What is asked: Omit the pictures from the entries below and retype everything else exactly.

Supplied entries:
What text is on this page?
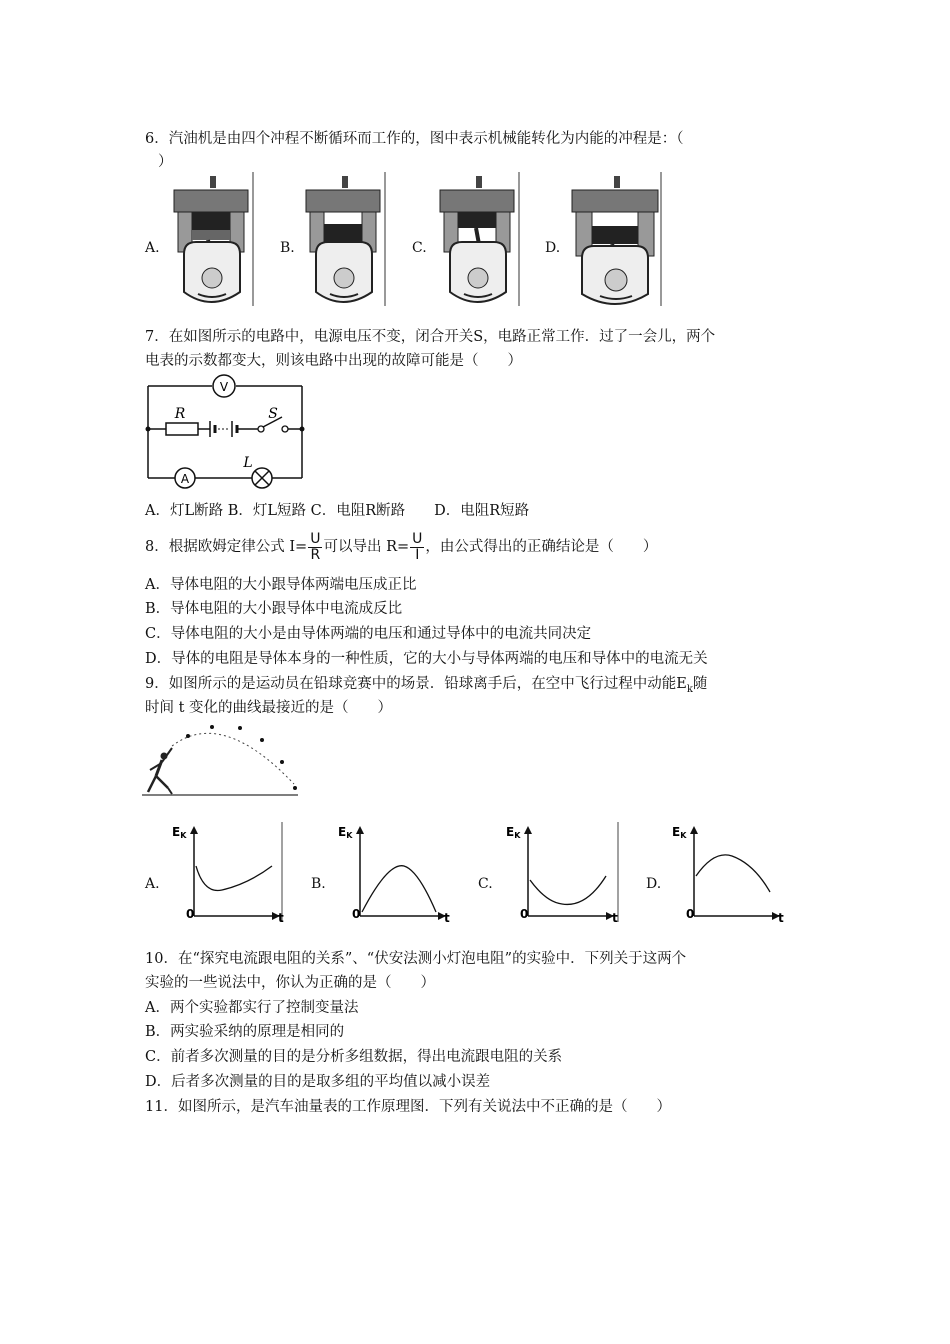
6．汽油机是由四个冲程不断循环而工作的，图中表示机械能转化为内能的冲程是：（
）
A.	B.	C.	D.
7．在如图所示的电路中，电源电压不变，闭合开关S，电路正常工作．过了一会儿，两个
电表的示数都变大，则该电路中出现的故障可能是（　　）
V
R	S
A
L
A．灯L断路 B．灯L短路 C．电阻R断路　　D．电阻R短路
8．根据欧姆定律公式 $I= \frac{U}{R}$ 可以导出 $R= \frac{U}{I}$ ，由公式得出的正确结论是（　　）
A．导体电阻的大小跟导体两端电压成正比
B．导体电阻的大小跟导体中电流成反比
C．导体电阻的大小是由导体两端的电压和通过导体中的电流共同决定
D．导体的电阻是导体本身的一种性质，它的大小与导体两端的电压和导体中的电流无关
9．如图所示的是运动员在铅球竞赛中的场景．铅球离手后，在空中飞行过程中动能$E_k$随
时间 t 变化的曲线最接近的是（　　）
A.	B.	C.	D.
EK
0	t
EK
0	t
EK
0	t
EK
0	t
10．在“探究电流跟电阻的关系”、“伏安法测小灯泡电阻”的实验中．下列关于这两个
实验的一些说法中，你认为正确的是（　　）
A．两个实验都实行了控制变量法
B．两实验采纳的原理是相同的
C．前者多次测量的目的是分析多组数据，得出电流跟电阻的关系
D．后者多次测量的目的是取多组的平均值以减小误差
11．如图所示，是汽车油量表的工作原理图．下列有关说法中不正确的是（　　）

Answer for the task:
What text is on this page?
6．汽油机是由四个冲程不断循环而工作的，图中表示机械能转化为内能的冲程是：（
）
A.	B.	C.	D.
7．在如图所示的电路中，电源电压不变，闭合开关S，电路正常工作．过了一会儿，两个
电表的示数都变大，则该电路中出现的故障可能是（　　）
V
R	S
A
L
A．灯L断路 B．灯L短路 C．电阻R断路　　D．电阻R短路
8．根据欧姆定律公式 $I= \frac{U}{R}$ 可以导出 $R= \frac{U}{I}$ ，由公式得出的正确结论是（　　）
A．导体电阻的大小跟导体两端电压成正比
B．导体电阻的大小跟导体中电流成反比
C．导体电阻的大小是由导体两端的电压和通过导体中的电流共同决定
D．导体的电阻是导体本身的一种性质，它的大小与导体两端的电压和导体中的电流无关
9．如图所示的是运动员在铅球竞赛中的场景．铅球离手后，在空中飞行过程中动能$E_k$随
时间 t 变化的曲线最接近的是（　　）
A.	B.	C.	D.
EK
0	t
EK
0	t
EK
0	t
EK
0	t
10．在“探究电流跟电阻的关系”、“伏安法测小灯泡电阻”的实验中．下列关于这两个
实验的一些说法中，你认为正确的是（　　）
A．两个实验都实行了控制变量法
B．两实验采纳的原理是相同的
C．前者多次测量的目的是分析多组数据，得出电流跟电阻的关系
D．后者多次测量的目的是取多组的平均值以减小误差
11．如图所示，是汽车油量表的工作原理图．下列有关说法中不正确的是（　　）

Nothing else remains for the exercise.